-- Start --

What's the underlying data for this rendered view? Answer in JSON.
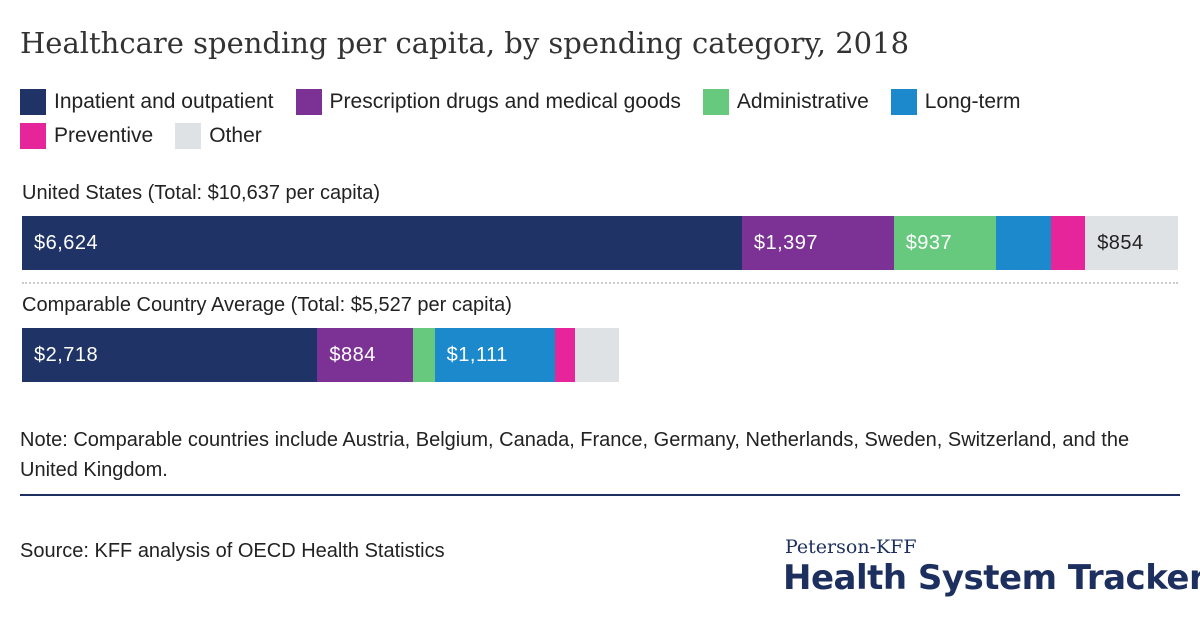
{
  "title": "Healthcare spending per capita, by spending category, 2018",
  "legend": [
    {
      "label": "Inpatient and outpatient",
      "color": "#1f3366"
    },
    {
      "label": "Prescription drugs and medical goods",
      "color": "#7b3294"
    },
    {
      "label": "Administrative",
      "color": "#66c97e"
    },
    {
      "label": "Long-term",
      "color": "#1b89cc"
    },
    {
      "label": "Preventive",
      "color": "#e6259a"
    },
    {
      "label": "Other",
      "color": "#dfe2e5"
    }
  ],
  "chart_data": {
    "type": "bar",
    "orientation": "horizontal",
    "stacked": true,
    "categories": [
      "United States (Total: $10,637 per capita)",
      "Comparable Country Average (Total: $5,527 per capita)"
    ],
    "series": [
      {
        "name": "Inpatient and outpatient",
        "values": [
          6624,
          2718
        ],
        "labels": [
          "$6,624",
          "$2,718"
        ]
      },
      {
        "name": "Prescription drugs and medical goods",
        "values": [
          1397,
          884
        ],
        "labels": [
          "$1,397",
          "$884"
        ]
      },
      {
        "name": "Administrative",
        "values": [
          937,
          195
        ],
        "labels": [
          "$937",
          ""
        ]
      },
      {
        "name": "Long-term",
        "values": [
          510,
          1111
        ],
        "labels": [
          "",
          "$1,111"
        ]
      },
      {
        "name": "Preventive",
        "values": [
          315,
          180
        ],
        "labels": [
          "",
          ""
        ]
      },
      {
        "name": "Other",
        "values": [
          854,
          410
        ],
        "labels": [
          "$854",
          ""
        ]
      }
    ],
    "totals": [
      10637,
      5527
    ],
    "xlim": [
      0,
      10637
    ],
    "title": "Healthcare spending per capita, by spending category, 2018",
    "xlabel": "",
    "ylabel": ""
  },
  "note": "Note: Comparable countries include Austria, Belgium, Canada, France, Germany, Netherlands, Sweden, Switzerland, and the United Kingdom.",
  "source": "Source: KFF analysis of OECD Health Statistics",
  "branding": {
    "top": "Peterson-KFF",
    "main": "Health System Tracker"
  }
}
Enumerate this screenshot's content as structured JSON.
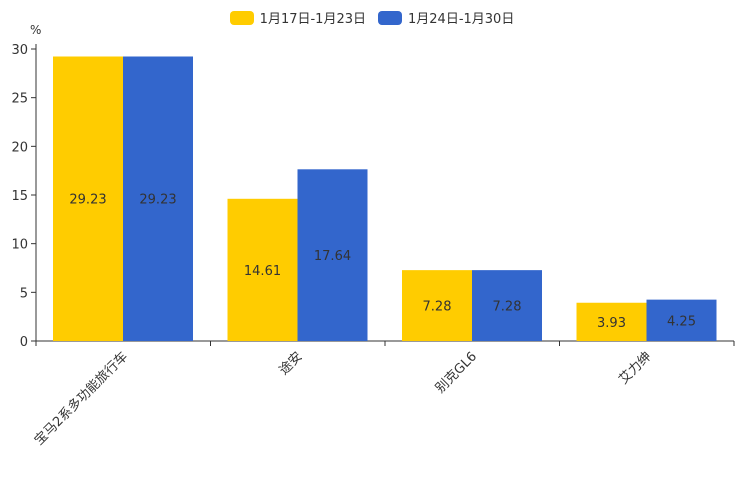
{
  "chart_data": {
    "type": "bar",
    "title": "",
    "ylabel": "%",
    "xlabel": "",
    "ylim": [
      0,
      30
    ],
    "yticks": [
      0,
      5,
      10,
      15,
      20,
      25,
      30
    ],
    "categories": [
      "宝马2系多功能旅行车",
      "途安",
      "别克GL6",
      "艾力绅"
    ],
    "series": [
      {
        "name": "1月17日-1月23日",
        "color": "#ffcc00",
        "values": [
          29.23,
          14.61,
          7.28,
          3.93
        ]
      },
      {
        "name": "1月24日-1月30日",
        "color": "#3366cc",
        "values": [
          29.23,
          17.64,
          7.28,
          4.25
        ]
      }
    ],
    "legend_position": "top-center",
    "grid": false
  }
}
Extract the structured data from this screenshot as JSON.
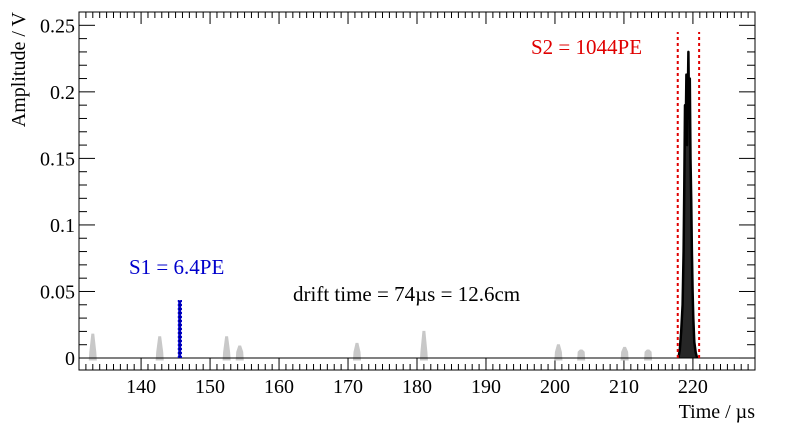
{
  "chart_data": {
    "type": "line",
    "title": "",
    "xlabel": "Time / µs",
    "ylabel": "Amplitude / V",
    "xlim": [
      131,
      229
    ],
    "ylim": [
      -0.009,
      0.26
    ],
    "x_major_ticks": [
      140,
      150,
      160,
      170,
      180,
      190,
      200,
      210,
      220
    ],
    "x_minor_step": 1,
    "y_major_ticks": [
      0,
      0.05,
      0.1,
      0.15,
      0.2,
      0.25
    ],
    "y_tick_labels": [
      "0",
      "0.05",
      "0.1",
      "0.15",
      "0.2",
      "0.25"
    ],
    "y_minor_step": 0.01,
    "grid": false,
    "legend": "none",
    "colors": {
      "noise": "#c8c8c8",
      "s1": "#0000cc",
      "s2_markers": "#e00000",
      "signal": "#000000",
      "baseline": "#000000"
    },
    "series": [
      {
        "role": "noise",
        "pulses": [
          {
            "x": 133.0,
            "y": 0.018
          },
          {
            "x": 142.7,
            "y": 0.016
          },
          {
            "x": 152.4,
            "y": 0.016
          },
          {
            "x": 154.3,
            "y": 0.009
          },
          {
            "x": 171.3,
            "y": 0.011
          },
          {
            "x": 181.0,
            "y": 0.02
          },
          {
            "x": 200.5,
            "y": 0.01
          },
          {
            "x": 203.8,
            "y": 0.006
          },
          {
            "x": 210.1,
            "y": 0.008
          },
          {
            "x": 213.5,
            "y": 0.006
          }
        ]
      },
      {
        "role": "s1",
        "pulses": [
          {
            "x": 145.6,
            "y": 0.043
          }
        ]
      },
      {
        "role": "s2",
        "waveform": [
          [
            217.9,
            0.0
          ],
          [
            218.1,
            0.006
          ],
          [
            218.3,
            0.02
          ],
          [
            218.5,
            0.04
          ],
          [
            218.65,
            0.08
          ],
          [
            218.75,
            0.13
          ],
          [
            218.85,
            0.19
          ],
          [
            218.95,
            0.17
          ],
          [
            219.05,
            0.213
          ],
          [
            219.15,
            0.16
          ],
          [
            219.25,
            0.19
          ],
          [
            219.35,
            0.23
          ],
          [
            219.45,
            0.18
          ],
          [
            219.55,
            0.21
          ],
          [
            219.65,
            0.15
          ],
          [
            219.75,
            0.12
          ],
          [
            219.85,
            0.08
          ],
          [
            219.95,
            0.05
          ],
          [
            220.05,
            0.03
          ],
          [
            220.2,
            0.012
          ],
          [
            220.4,
            0.004
          ],
          [
            220.6,
            0.0
          ]
        ]
      }
    ],
    "markers": {
      "s1_window": [
        145.45,
        145.8
      ],
      "s2_window": [
        217.8,
        220.9
      ]
    },
    "annotations": {
      "s1_label": "S1 = 6.4PE",
      "s2_label": "S2 = 1044PE",
      "drift_label": "drift time = 74µs = 12.6cm"
    }
  }
}
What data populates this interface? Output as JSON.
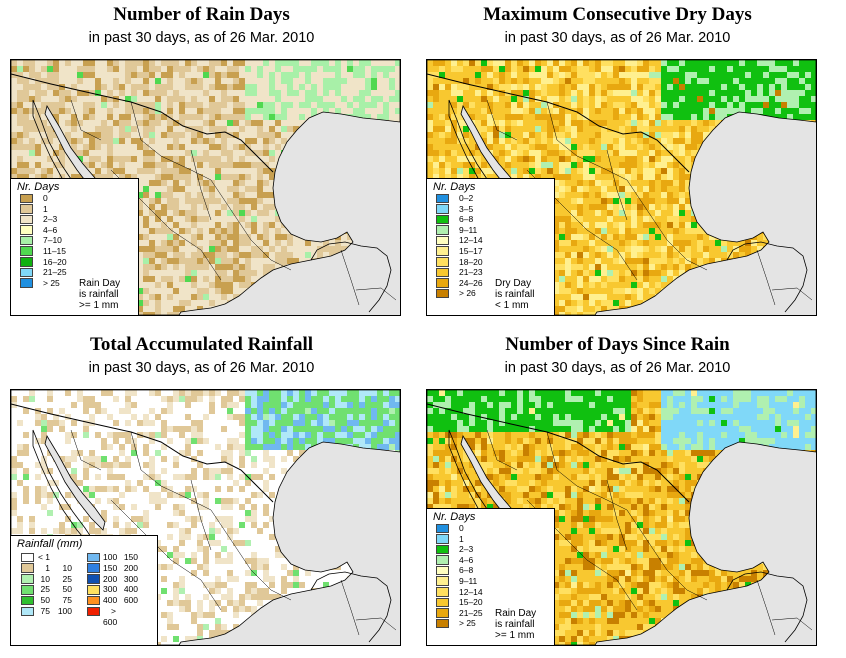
{
  "panels": [
    {
      "title": "Number of Rain Days",
      "subtitle": "in past 30 days, as of  26 Mar. 2010",
      "legend_title": "Nr. Days",
      "legend_items": [
        {
          "label": "0",
          "color": "#c8a050"
        },
        {
          "label": "1",
          "color": "#e0c898"
        },
        {
          "label": "2–3",
          "color": "#f0e4c8"
        },
        {
          "label": "4–6",
          "color": "#ffffc0"
        },
        {
          "label": "7–10",
          "color": "#a8f0a8"
        },
        {
          "label": "11–15",
          "color": "#50d850"
        },
        {
          "label": "16–20",
          "color": "#10b010"
        },
        {
          "label": "21–25",
          "color": "#80d8f8"
        },
        {
          "label": "> 25",
          "color": "#2090e0"
        }
      ],
      "note": [
        "Rain Day",
        "is rainfall",
        ">= 1 mm"
      ]
    },
    {
      "title": "Maximum Consecutive Dry Days",
      "subtitle": "in past 30 days, as of  26 Mar. 2010",
      "legend_title": "Nr. Days",
      "legend_items": [
        {
          "label": "0–2",
          "color": "#2090e0"
        },
        {
          "label": "3–5",
          "color": "#80d8f8"
        },
        {
          "label": "6–8",
          "color": "#10c010"
        },
        {
          "label": "9–11",
          "color": "#b0f0b0"
        },
        {
          "label": "12–14",
          "color": "#ffffc0"
        },
        {
          "label": "15–17",
          "color": "#fff090"
        },
        {
          "label": "18–20",
          "color": "#ffe060"
        },
        {
          "label": "21–23",
          "color": "#f8c830"
        },
        {
          "label": "24–26",
          "color": "#e8a810"
        },
        {
          "label": "> 26",
          "color": "#c88000"
        }
      ],
      "note": [
        "Dry Day",
        "is rainfall",
        "< 1 mm"
      ]
    },
    {
      "title": "Total Accumulated Rainfall",
      "subtitle": "in past 30 days, as of  26 Mar. 2010",
      "legend_title": "Rainfall (mm)",
      "legend_left": [
        {
          "a": "< 1",
          "b": "",
          "color": "#ffffff"
        },
        {
          "a": "1",
          "b": "10",
          "color": "#e0c898"
        },
        {
          "a": "10",
          "b": "25",
          "color": "#b0f0b0"
        },
        {
          "a": "25",
          "b": "50",
          "color": "#70e070"
        },
        {
          "a": "50",
          "b": "75",
          "color": "#30c030"
        },
        {
          "a": "75",
          "b": "100",
          "color": "#b0e8f8"
        }
      ],
      "legend_right": [
        {
          "a": "100",
          "b": "150",
          "color": "#70b8f0"
        },
        {
          "a": "150",
          "b": "200",
          "color": "#3080e0"
        },
        {
          "a": "200",
          "b": "300",
          "color": "#1050b0"
        },
        {
          "a": "300",
          "b": "400",
          "color": "#ffe060"
        },
        {
          "a": "400",
          "b": "600",
          "color": "#ff9020"
        },
        {
          "a": "> 600",
          "b": "",
          "color": "#f02000"
        }
      ]
    },
    {
      "title": "Number of Days Since Rain",
      "subtitle": "in past 30 days, as of  26 Mar. 2010",
      "legend_title": "Nr. Days",
      "legend_items": [
        {
          "label": "0",
          "color": "#2090e0"
        },
        {
          "label": "1",
          "color": "#80d8f8"
        },
        {
          "label": "2–3",
          "color": "#10c010"
        },
        {
          "label": "4–6",
          "color": "#b0f0b0"
        },
        {
          "label": "6–8",
          "color": "#ffffc0"
        },
        {
          "label": "9–11",
          "color": "#fff090"
        },
        {
          "label": "12–14",
          "color": "#ffe060"
        },
        {
          "label": "15–20",
          "color": "#f8c830"
        },
        {
          "label": "21–25",
          "color": "#e8a810"
        },
        {
          "label": "> 25",
          "color": "#c88000"
        }
      ],
      "note": [
        "Rain Day",
        "is rainfall",
        ">= 1 mm"
      ]
    }
  ]
}
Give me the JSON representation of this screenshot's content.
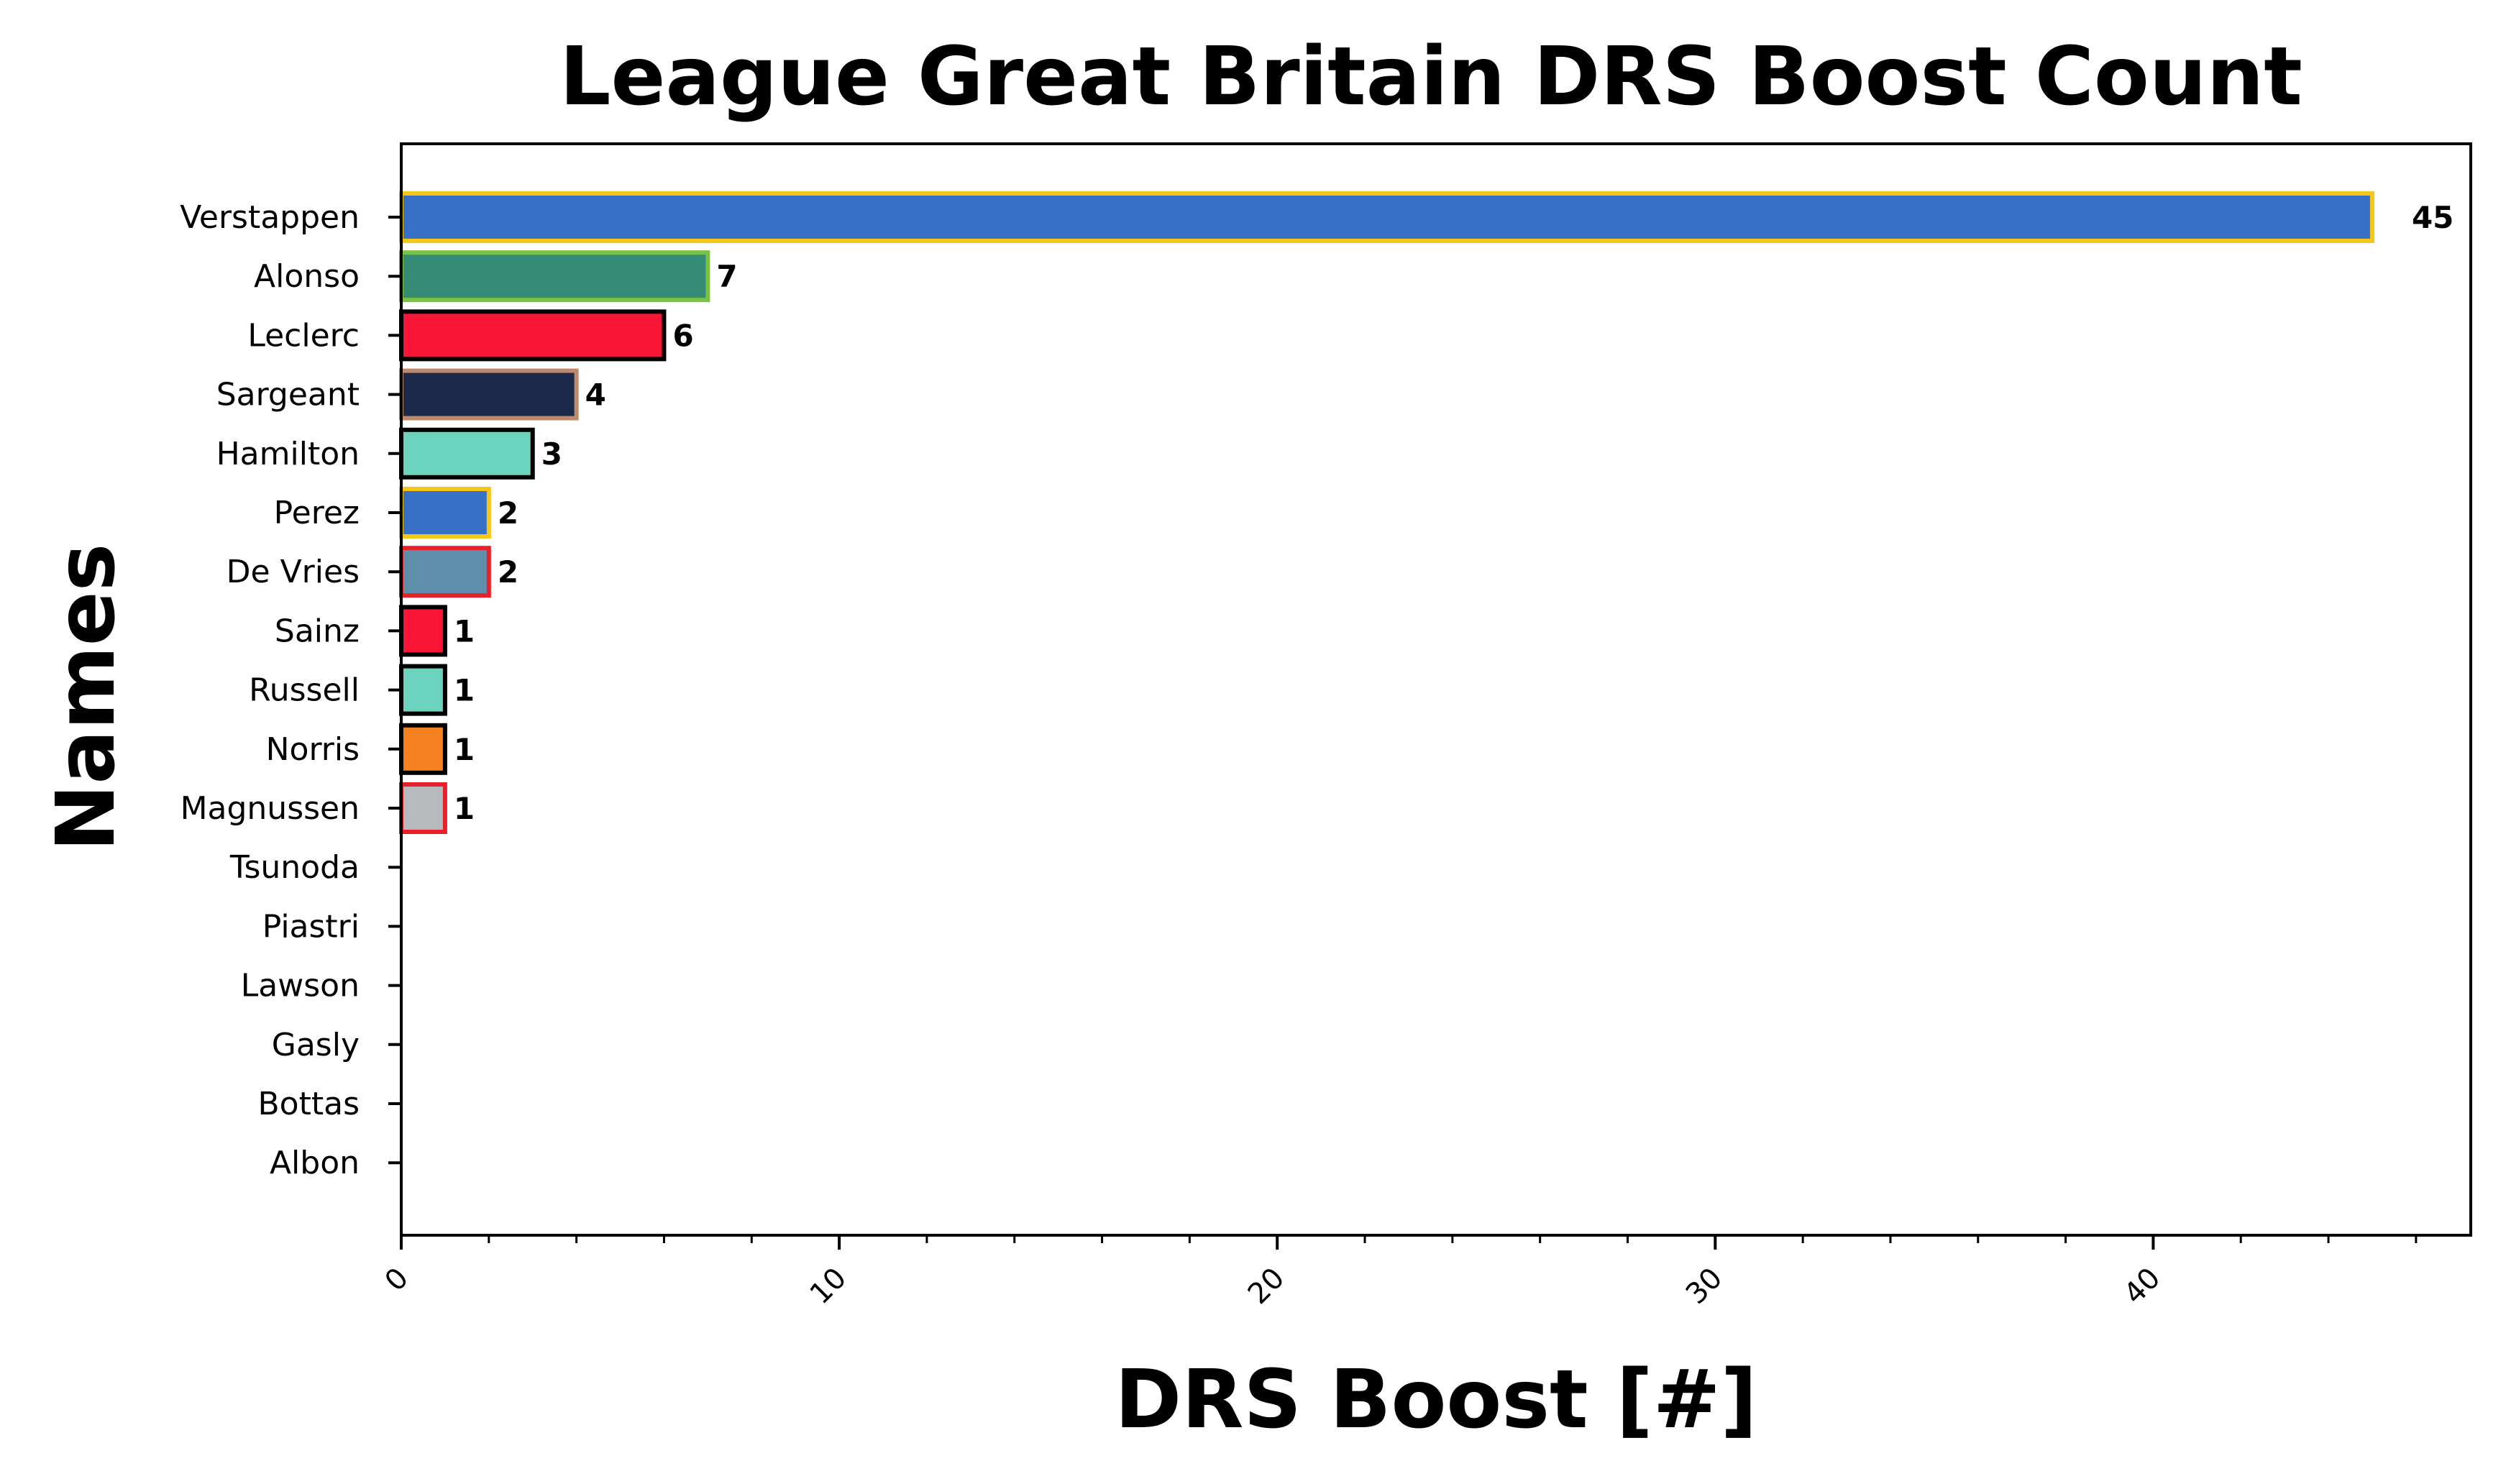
{
  "chart_data": {
    "type": "bar",
    "orientation": "horizontal",
    "title": "League Great Britain DRS Boost Count",
    "xlabel": "DRS Boost [#]",
    "ylabel": "Names",
    "xlim": [
      0,
      47.25
    ],
    "xticks": [
      "0",
      "10",
      "20",
      "30",
      "40"
    ],
    "grid": false,
    "categories": [
      "Verstappen",
      "Alonso",
      "Leclerc",
      "Sargeant",
      "Hamilton",
      "Perez",
      "De Vries",
      "Sainz",
      "Russell",
      "Norris",
      "Magnussen",
      "Tsunoda",
      "Piastri",
      "Lawson",
      "Gasly",
      "Bottas",
      "Albon"
    ],
    "values": [
      45,
      7,
      6,
      4,
      3,
      2,
      2,
      1,
      1,
      1,
      1,
      0,
      0,
      0,
      0,
      0,
      0
    ],
    "value_labels": [
      "45",
      "7",
      "6",
      "4",
      "3",
      "2",
      "2",
      "1",
      "1",
      "1",
      "1",
      "",
      "",
      "",
      "",
      "",
      ""
    ],
    "fill_colors": [
      "#3671C6",
      "#358C75",
      "#F91536",
      "#1B2A4A",
      "#6CD3BF",
      "#3671C6",
      "#5E8FAA",
      "#F91536",
      "#6CD3BF",
      "#F58020",
      "#B6BABD",
      "#2B4562",
      "#F58020",
      "#2B4562",
      "#2293D1",
      "#C92D4B",
      "#37BEDD"
    ],
    "edge_colors": [
      "#F5C518",
      "#7CC242",
      "#000000",
      "#C08A6A",
      "#000000",
      "#F5C518",
      "#E8202A",
      "#000000",
      "#000000",
      "#000000",
      "#E8202A",
      "#000000",
      "#000000",
      "#000000",
      "#000000",
      "#000000",
      "#000000"
    ]
  }
}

-- End --

__Written exercise__. Copy out each line of the entries that holds "ylabel".

__Solution for this exercise__.
    "ylabel": ""
    "ylabel": "%",
    "ylabel": "Amplitude / V",
    "ylabel": "Names",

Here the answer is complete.